(Data records)
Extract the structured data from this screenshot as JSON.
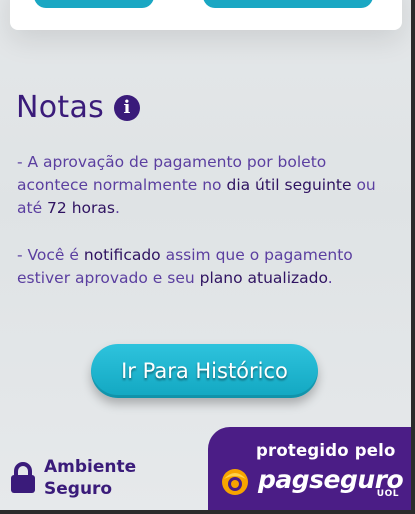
{
  "notes": {
    "title": "Notas",
    "icon": "info-icon",
    "paragraph1": {
      "prefix": "- A aprovação de pagamento por boleto acontece normalmente no ",
      "highlight1": "dia útil seguinte",
      "middle": " ou até ",
      "highlight2": "72 horas",
      "suffix": "."
    },
    "paragraph2": {
      "prefix": "- Você é ",
      "highlight1": "notificado",
      "middle": " assim que o pagamento estiver aprovado e seu ",
      "highlight2": "plano atualizado",
      "suffix": "."
    }
  },
  "actions": {
    "history_button_label": "Ir Para Histórico"
  },
  "footer": {
    "secure_line1": "Ambiente",
    "secure_line2": "Seguro",
    "badge_line": "protegido pelo",
    "brand_name": "pagseguro",
    "brand_suffix": "UOL"
  },
  "colors": {
    "primary_purple": "#3a1b7a",
    "accent_cyan": "#1aa7c3",
    "badge_purple": "#4b1d86"
  }
}
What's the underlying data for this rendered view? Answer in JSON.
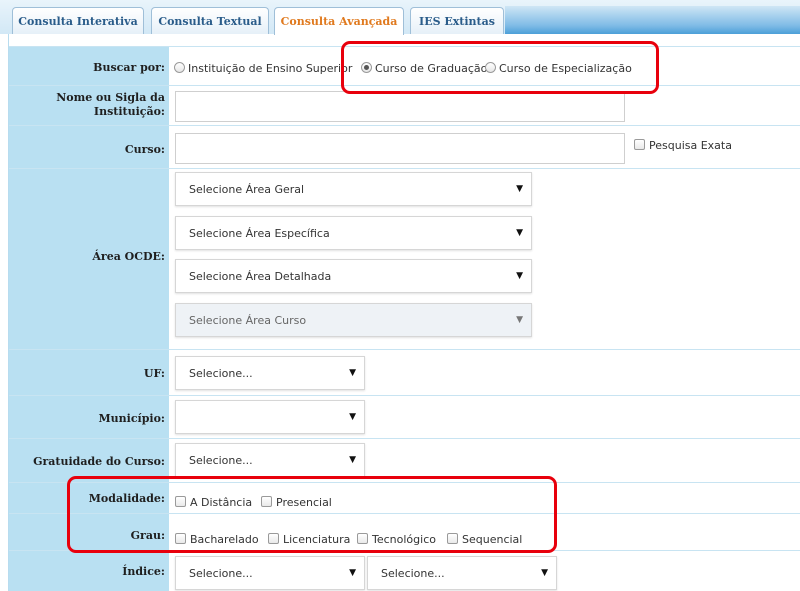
{
  "tabs": [
    {
      "label": "Consulta Interativa"
    },
    {
      "label": "Consulta Textual"
    },
    {
      "label": "Consulta Avançada"
    },
    {
      "label": "IES Extintas"
    }
  ],
  "form": {
    "buscar_por": {
      "label": "Buscar por:",
      "options": [
        "Instituição de Ensino Superior",
        "Curso de Graduação",
        "Curso de Especialização"
      ],
      "selected": "Curso de Graduação"
    },
    "nome": {
      "label_line1": "Nome ou Sigla da",
      "label_line2": "Instituição:",
      "value": ""
    },
    "curso": {
      "label": "Curso:",
      "value": "",
      "exact_label": "Pesquisa Exata"
    },
    "area_ocde": {
      "label": "Área OCDE:",
      "selects": [
        "Selecione Área Geral",
        "Selecione Área Específica",
        "Selecione Área Detalhada",
        "Selecione Área Curso"
      ]
    },
    "uf": {
      "label": "UF:",
      "value": "Selecione..."
    },
    "municipio": {
      "label": "Município:",
      "value": ""
    },
    "gratuidade": {
      "label": "Gratuidade do Curso:",
      "value": "Selecione..."
    },
    "modalidade": {
      "label": "Modalidade:",
      "options": [
        "A Distância",
        "Presencial"
      ]
    },
    "grau": {
      "label": "Grau:",
      "options": [
        "Bacharelado",
        "Licenciatura",
        "Tecnológico",
        "Sequencial"
      ]
    },
    "indice": {
      "label": "Índice:",
      "value1": "Selecione...",
      "value2": "Selecione..."
    }
  },
  "icons": {
    "caret": "▼"
  },
  "colors": {
    "label_bg": "#b9e0f2",
    "active_tab": "#e07a1f",
    "highlight": "#e8000c"
  }
}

- Task to complete: Return every line containing "Graduação".

- Solution to the problem:
        "Curso de Graduação",
      "selected": "Curso de Graduação"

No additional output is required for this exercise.